_Problem to solve_
All of the data should be output character for character, except the pictures.

_Records for the exercise_
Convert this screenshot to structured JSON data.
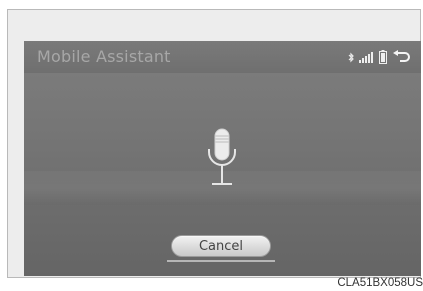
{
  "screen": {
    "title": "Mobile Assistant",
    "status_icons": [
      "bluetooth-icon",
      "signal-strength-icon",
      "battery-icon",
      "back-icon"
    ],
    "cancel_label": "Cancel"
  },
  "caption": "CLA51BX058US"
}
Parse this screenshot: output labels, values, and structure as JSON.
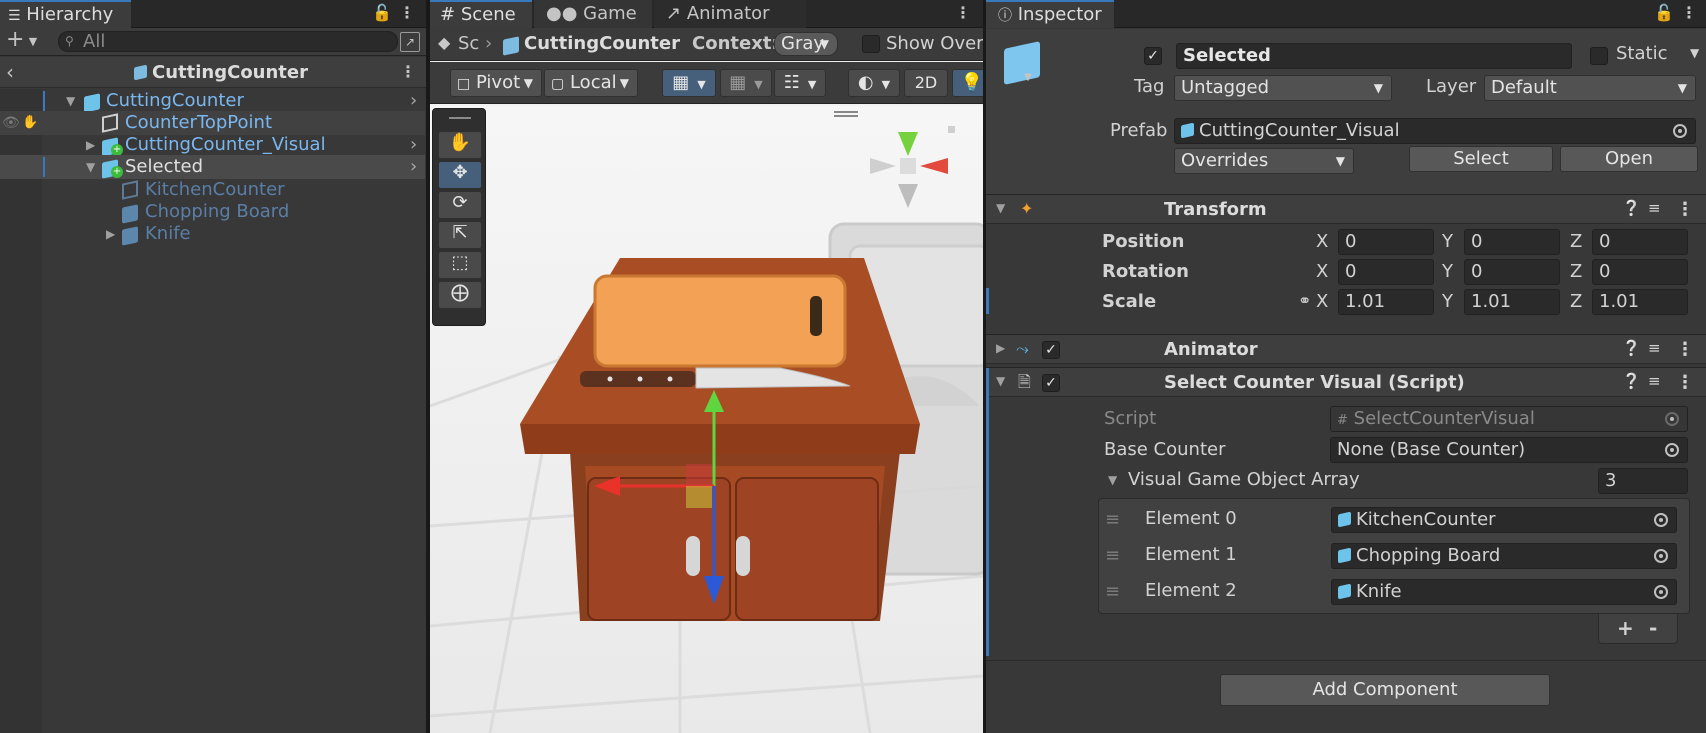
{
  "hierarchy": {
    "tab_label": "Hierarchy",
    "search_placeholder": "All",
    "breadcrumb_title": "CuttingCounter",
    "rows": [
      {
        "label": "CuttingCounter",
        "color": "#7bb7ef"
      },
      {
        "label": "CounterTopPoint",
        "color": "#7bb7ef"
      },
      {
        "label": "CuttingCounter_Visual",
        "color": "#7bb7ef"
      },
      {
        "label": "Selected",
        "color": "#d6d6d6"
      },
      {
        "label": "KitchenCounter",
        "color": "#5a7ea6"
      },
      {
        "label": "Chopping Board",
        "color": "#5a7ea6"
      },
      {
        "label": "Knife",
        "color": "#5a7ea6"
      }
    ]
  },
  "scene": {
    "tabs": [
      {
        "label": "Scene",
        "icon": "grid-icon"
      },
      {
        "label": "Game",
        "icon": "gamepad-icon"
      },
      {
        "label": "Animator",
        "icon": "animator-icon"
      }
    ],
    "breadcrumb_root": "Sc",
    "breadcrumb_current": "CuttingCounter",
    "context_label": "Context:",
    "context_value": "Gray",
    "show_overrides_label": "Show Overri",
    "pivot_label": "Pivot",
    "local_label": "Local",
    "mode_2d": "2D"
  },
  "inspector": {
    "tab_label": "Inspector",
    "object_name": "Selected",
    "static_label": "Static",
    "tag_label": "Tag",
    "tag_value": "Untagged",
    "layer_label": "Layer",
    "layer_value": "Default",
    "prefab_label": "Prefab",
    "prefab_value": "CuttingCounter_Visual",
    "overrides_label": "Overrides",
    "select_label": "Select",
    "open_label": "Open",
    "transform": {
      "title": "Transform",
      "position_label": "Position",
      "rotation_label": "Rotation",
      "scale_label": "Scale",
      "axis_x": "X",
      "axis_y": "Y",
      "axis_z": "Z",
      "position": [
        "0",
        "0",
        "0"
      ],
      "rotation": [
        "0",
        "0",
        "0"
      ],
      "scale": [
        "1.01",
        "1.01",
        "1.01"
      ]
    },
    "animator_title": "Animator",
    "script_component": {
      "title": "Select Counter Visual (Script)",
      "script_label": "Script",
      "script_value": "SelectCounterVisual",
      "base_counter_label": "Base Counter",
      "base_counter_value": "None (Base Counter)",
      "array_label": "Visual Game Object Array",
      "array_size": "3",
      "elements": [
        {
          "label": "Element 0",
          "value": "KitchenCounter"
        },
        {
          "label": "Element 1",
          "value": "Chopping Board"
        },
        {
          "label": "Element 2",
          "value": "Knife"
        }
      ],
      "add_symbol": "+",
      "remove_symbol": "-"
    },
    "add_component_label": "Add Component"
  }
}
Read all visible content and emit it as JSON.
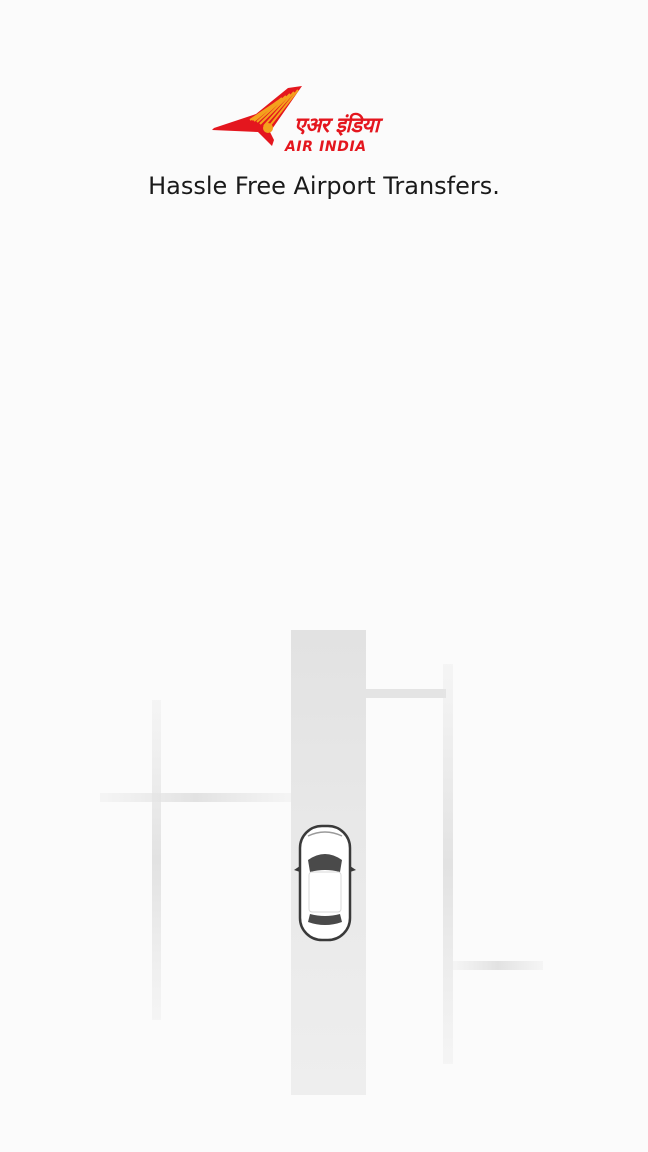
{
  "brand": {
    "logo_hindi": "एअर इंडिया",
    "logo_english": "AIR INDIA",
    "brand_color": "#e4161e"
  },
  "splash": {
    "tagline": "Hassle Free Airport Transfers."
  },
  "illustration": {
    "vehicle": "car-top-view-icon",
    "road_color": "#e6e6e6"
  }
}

_Solved problem_
Convert this screenshot to structured JSON data.
{
  "screen": {
    "title": "Mobile Assistant",
    "status_icons": [
      "bluetooth-icon",
      "signal-strength-icon",
      "battery-icon",
      "back-icon"
    ],
    "cancel_label": "Cancel"
  },
  "caption": "CLA51BX058US"
}
Parse this screenshot: output labels, values, and structure as JSON.
{
  "hierarchy": {
    "tab_label": "Hierarchy",
    "search_placeholder": "All",
    "breadcrumb_title": "CuttingCounter",
    "rows": [
      {
        "label": "CuttingCounter",
        "color": "#7bb7ef"
      },
      {
        "label": "CounterTopPoint",
        "color": "#7bb7ef"
      },
      {
        "label": "CuttingCounter_Visual",
        "color": "#7bb7ef"
      },
      {
        "label": "Selected",
        "color": "#d6d6d6"
      },
      {
        "label": "KitchenCounter",
        "color": "#5a7ea6"
      },
      {
        "label": "Chopping Board",
        "color": "#5a7ea6"
      },
      {
        "label": "Knife",
        "color": "#5a7ea6"
      }
    ]
  },
  "scene": {
    "tabs": [
      {
        "label": "Scene",
        "icon": "grid-icon"
      },
      {
        "label": "Game",
        "icon": "gamepad-icon"
      },
      {
        "label": "Animator",
        "icon": "animator-icon"
      }
    ],
    "breadcrumb_root": "Sc",
    "breadcrumb_current": "CuttingCounter",
    "context_label": "Context:",
    "context_value": "Gray",
    "show_overrides_label": "Show Overri",
    "pivot_label": "Pivot",
    "local_label": "Local",
    "mode_2d": "2D"
  },
  "inspector": {
    "tab_label": "Inspector",
    "object_name": "Selected",
    "static_label": "Static",
    "tag_label": "Tag",
    "tag_value": "Untagged",
    "layer_label": "Layer",
    "layer_value": "Default",
    "prefab_label": "Prefab",
    "prefab_value": "CuttingCounter_Visual",
    "overrides_label": "Overrides",
    "select_label": "Select",
    "open_label": "Open",
    "transform": {
      "title": "Transform",
      "position_label": "Position",
      "rotation_label": "Rotation",
      "scale_label": "Scale",
      "axis_x": "X",
      "axis_y": "Y",
      "axis_z": "Z",
      "position": [
        "0",
        "0",
        "0"
      ],
      "rotation": [
        "0",
        "0",
        "0"
      ],
      "scale": [
        "1.01",
        "1.01",
        "1.01"
      ]
    },
    "animator_title": "Animator",
    "script_component": {
      "title": "Select Counter Visual (Script)",
      "script_label": "Script",
      "script_value": "SelectCounterVisual",
      "base_counter_label": "Base Counter",
      "base_counter_value": "None (Base Counter)",
      "array_label": "Visual Game Object Array",
      "array_size": "3",
      "elements": [
        {
          "label": "Element 0",
          "value": "KitchenCounter"
        },
        {
          "label": "Element 1",
          "value": "Chopping Board"
        },
        {
          "label": "Element 2",
          "value": "Knife"
        }
      ],
      "add_symbol": "+",
      "remove_symbol": "-"
    },
    "add_component_label": "Add Component"
  }
}
Read all visible content and emit it as JSON.
{
  "brand": {
    "logo_hindi": "एअर इंडिया",
    "logo_english": "AIR INDIA",
    "brand_color": "#e4161e"
  },
  "splash": {
    "tagline": "Hassle Free Airport Transfers."
  },
  "illustration": {
    "vehicle": "car-top-view-icon",
    "road_color": "#e6e6e6"
  }
}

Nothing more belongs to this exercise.